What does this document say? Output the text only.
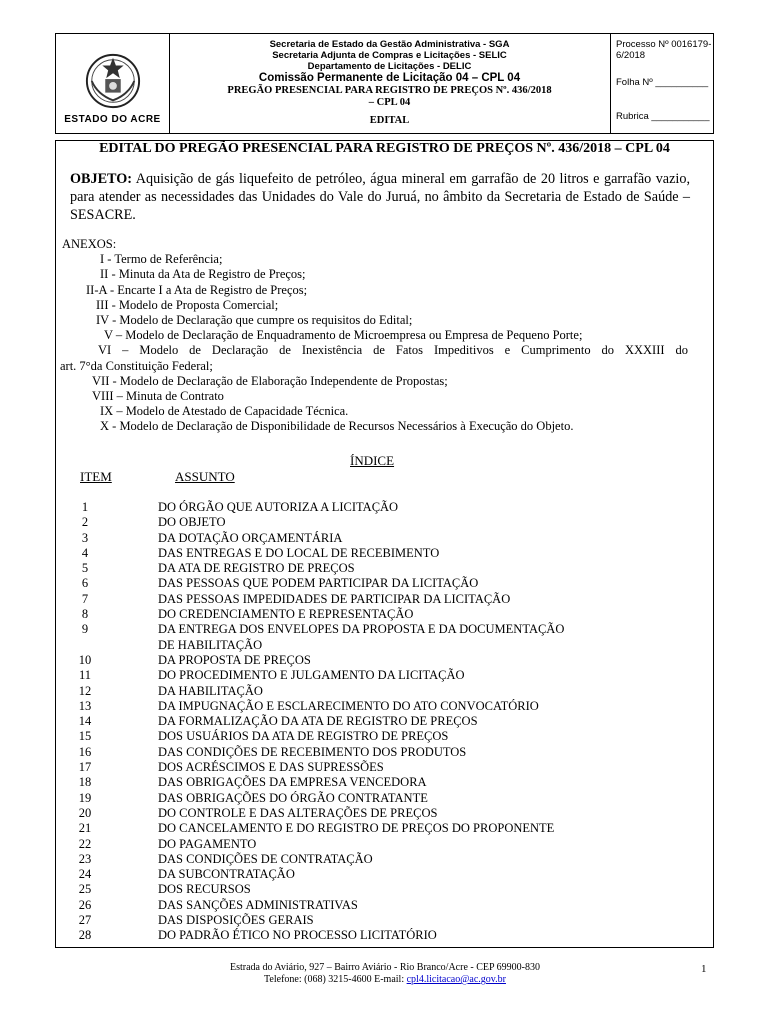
ESTADO DO ACRE
Secretaria de Estado da Gestão Administrativa - SGA
Secretaria Adjunta de Compras e Licitações - SELIC
Departamento de Licitações - DELIC
Comissão Permanente de Licitação 04 – CPL 04
PREGÃO PRESENCIAL PARA REGISTRO DE PREÇOS Nº. 436/2018
– CPL 04
EDITAL
Processo Nº 0016179-6/2018
Folha Nº __________
Rubrica ___________
EDITAL DO PREGÃO PRESENCIAL PARA REGISTRO DE PREÇOS Nº. 436/2018 – CPL 04
OBJETO: Aquisição de gás liquefeito de petróleo, água mineral em garrafão de 20 litros e garrafão vazio, para atender as necessidades das Unidades do Vale do Juruá, no âmbito da Secretaria de Estado de Saúde – SESACRE.
ANEXOS:
I - Termo de Referência;
II - Minuta da Ata de Registro de Preços;
II-A - Encarte I a Ata de Registro de Preços;
III - Modelo de Proposta Comercial;
IV - Modelo de Declaração que cumpre os requisitos do Edital;
V – Modelo de Declaração de Enquadramento de Microempresa ou Empresa de Pequeno Porte;
VI – Modelo de Declaração de Inexistência de Fatos Impeditivos e Cumprimento do XXXIII do
art. 7°da Constituição Federal;
VII - Modelo de Declaração de Elaboração Independente de Propostas;
VIII – Minuta de Contrato
IX – Modelo de Atestado de Capacidade Técnica.
X - Modelo de Declaração de Disponibilidade de Recursos Necessários à Execução do Objeto.
ÍNDICE
ITEM	ASSUNTO
1	DO ÓRGÃO QUE AUTORIZA A LICITAÇÃO
2	DO OBJETO
3	DA DOTAÇÃO ORÇAMENTÁRIA
4	DAS ENTREGAS E DO LOCAL DE RECEBIMENTO
5	DA ATA DE REGISTRO DE PREÇOS
6	DAS PESSOAS QUE PODEM PARTICIPAR DA LICITAÇÃO
7	DAS PESSOAS IMPEDIDADES DE PARTICIPAR DA LICITAÇÃO
8	DO CREDENCIAMENTO E REPRESENTAÇÃO
9	DA ENTREGA DOS ENVELOPES DA PROPOSTA E DA DOCUMENTAÇÃO
DE HABILITAÇÃO
10	DA PROPOSTA DE PREÇOS
11	DO PROCEDIMENTO E JULGAMENTO DA LICITAÇÃO
12	DA HABILITAÇÃO
13	DA IMPUGNAÇÃO E ESCLARECIMENTO DO ATO CONVOCATÓRIO
14	DA FORMALIZAÇÃO DA ATA DE REGISTRO DE PREÇOS
15	DOS USUÁRIOS DA ATA DE REGISTRO DE PREÇOS
16	DAS CONDIÇÕES DE RECEBIMENTO DOS PRODUTOS
17	DOS ACRÉSCIMOS E DAS SUPRESSÕES
18	DAS OBRIGAÇÕES DA EMPRESA VENCEDORA
19	DAS OBRIGAÇÕES DO ÓRGÃO CONTRATANTE
20	DO CONTROLE E DAS ALTERAÇÕES DE PREÇOS
21	DO CANCELAMENTO E DO REGISTRO DE PREÇOS DO PROPONENTE
22	DO PAGAMENTO
23	DAS CONDIÇÕES DE CONTRATAÇÃO
24	DA SUBCONTRATAÇÃO
25	DOS RECURSOS
26	DAS SANÇÕES ADMINISTRATIVAS
27	DAS DISPOSIÇÕES GERAIS
28	DO PADRÃO ÉTICO NO PROCESSO LICITATÓRIO
Estrada do Aviário, 927 – Bairro Aviário - Rio Branco/Acre - CEP 69900-830
Telefone: (068) 3215-4600 E-mail: cpl4.licitacao@ac.gov.br
1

################

Please transcribe the material above exactly as written. Leave the pictures out.

ANSWER IN FULL:
What does this document say? Output the text only.
ESTADO DO ACRE
Secretaria de Estado da Gestão Administrativa - SGA
Secretaria Adjunta de Compras e Licitações - SELIC
Departamento de Licitações - DELIC
Comissão Permanente de Licitação 04 – CPL 04
PREGÃO PRESENCIAL PARA REGISTRO DE PREÇOS Nº. 436/2018
– CPL 04
EDITAL
Processo Nº 0016179-6/2018
Folha Nº __________
Rubrica ___________
EDITAL DO PREGÃO PRESENCIAL PARA REGISTRO DE PREÇOS Nº. 436/2018 – CPL 04
OBJETO: Aquisição de gás liquefeito de petróleo, água mineral em garrafão de 20 litros e garrafão vazio, para atender as necessidades das Unidades do Vale do Juruá, no âmbito da Secretaria de Estado de Saúde – SESACRE.
ANEXOS:
I - Termo de Referência;
II - Minuta da Ata de Registro de Preços;
II-A - Encarte I a Ata de Registro de Preços;
III - Modelo de Proposta Comercial;
IV - Modelo de Declaração que cumpre os requisitos do Edital;
V – Modelo de Declaração de Enquadramento de Microempresa ou Empresa de Pequeno Porte;
VI – Modelo de Declaração de Inexistência de Fatos Impeditivos e Cumprimento do XXXIII do
art. 7°da Constituição Federal;
VII - Modelo de Declaração de Elaboração Independente de Propostas;
VIII – Minuta de Contrato
IX – Modelo de Atestado de Capacidade Técnica.
X - Modelo de Declaração de Disponibilidade de Recursos Necessários à Execução do Objeto.
ÍNDICE
ITEM	ASSUNTO
1	DO ÓRGÃO QUE AUTORIZA A LICITAÇÃO
2	DO OBJETO
3	DA DOTAÇÃO ORÇAMENTÁRIA
4	DAS ENTREGAS E DO LOCAL DE RECEBIMENTO
5	DA ATA DE REGISTRO DE PREÇOS
6	DAS PESSOAS QUE PODEM PARTICIPAR DA LICITAÇÃO
7	DAS PESSOAS IMPEDIDADES DE PARTICIPAR DA LICITAÇÃO
8	DO CREDENCIAMENTO E REPRESENTAÇÃO
9	DA ENTREGA DOS ENVELOPES DA PROPOSTA E DA DOCUMENTAÇÃO
DE HABILITAÇÃO
10	DA PROPOSTA DE PREÇOS
11	DO PROCEDIMENTO E JULGAMENTO DA LICITAÇÃO
12	DA HABILITAÇÃO
13	DA IMPUGNAÇÃO E ESCLARECIMENTO DO ATO CONVOCATÓRIO
14	DA FORMALIZAÇÃO DA ATA DE REGISTRO DE PREÇOS
15	DOS USUÁRIOS DA ATA DE REGISTRO DE PREÇOS
16	DAS CONDIÇÕES DE RECEBIMENTO DOS PRODUTOS
17	DOS ACRÉSCIMOS E DAS SUPRESSÕES
18	DAS OBRIGAÇÕES DA EMPRESA VENCEDORA
19	DAS OBRIGAÇÕES DO ÓRGÃO CONTRATANTE
20	DO CONTROLE E DAS ALTERAÇÕES DE PREÇOS
21	DO CANCELAMENTO E DO REGISTRO DE PREÇOS DO PROPONENTE
22	DO PAGAMENTO
23	DAS CONDIÇÕES DE CONTRATAÇÃO
24	DA SUBCONTRATAÇÃO
25	DOS RECURSOS
26	DAS SANÇÕES ADMINISTRATIVAS
27	DAS DISPOSIÇÕES GERAIS
28	DO PADRÃO ÉTICO NO PROCESSO LICITATÓRIO
Estrada do Aviário, 927 – Bairro Aviário - Rio Branco/Acre - CEP 69900-830
Telefone: (068) 3215-4600 E-mail: cpl4.licitacao@ac.gov.br
1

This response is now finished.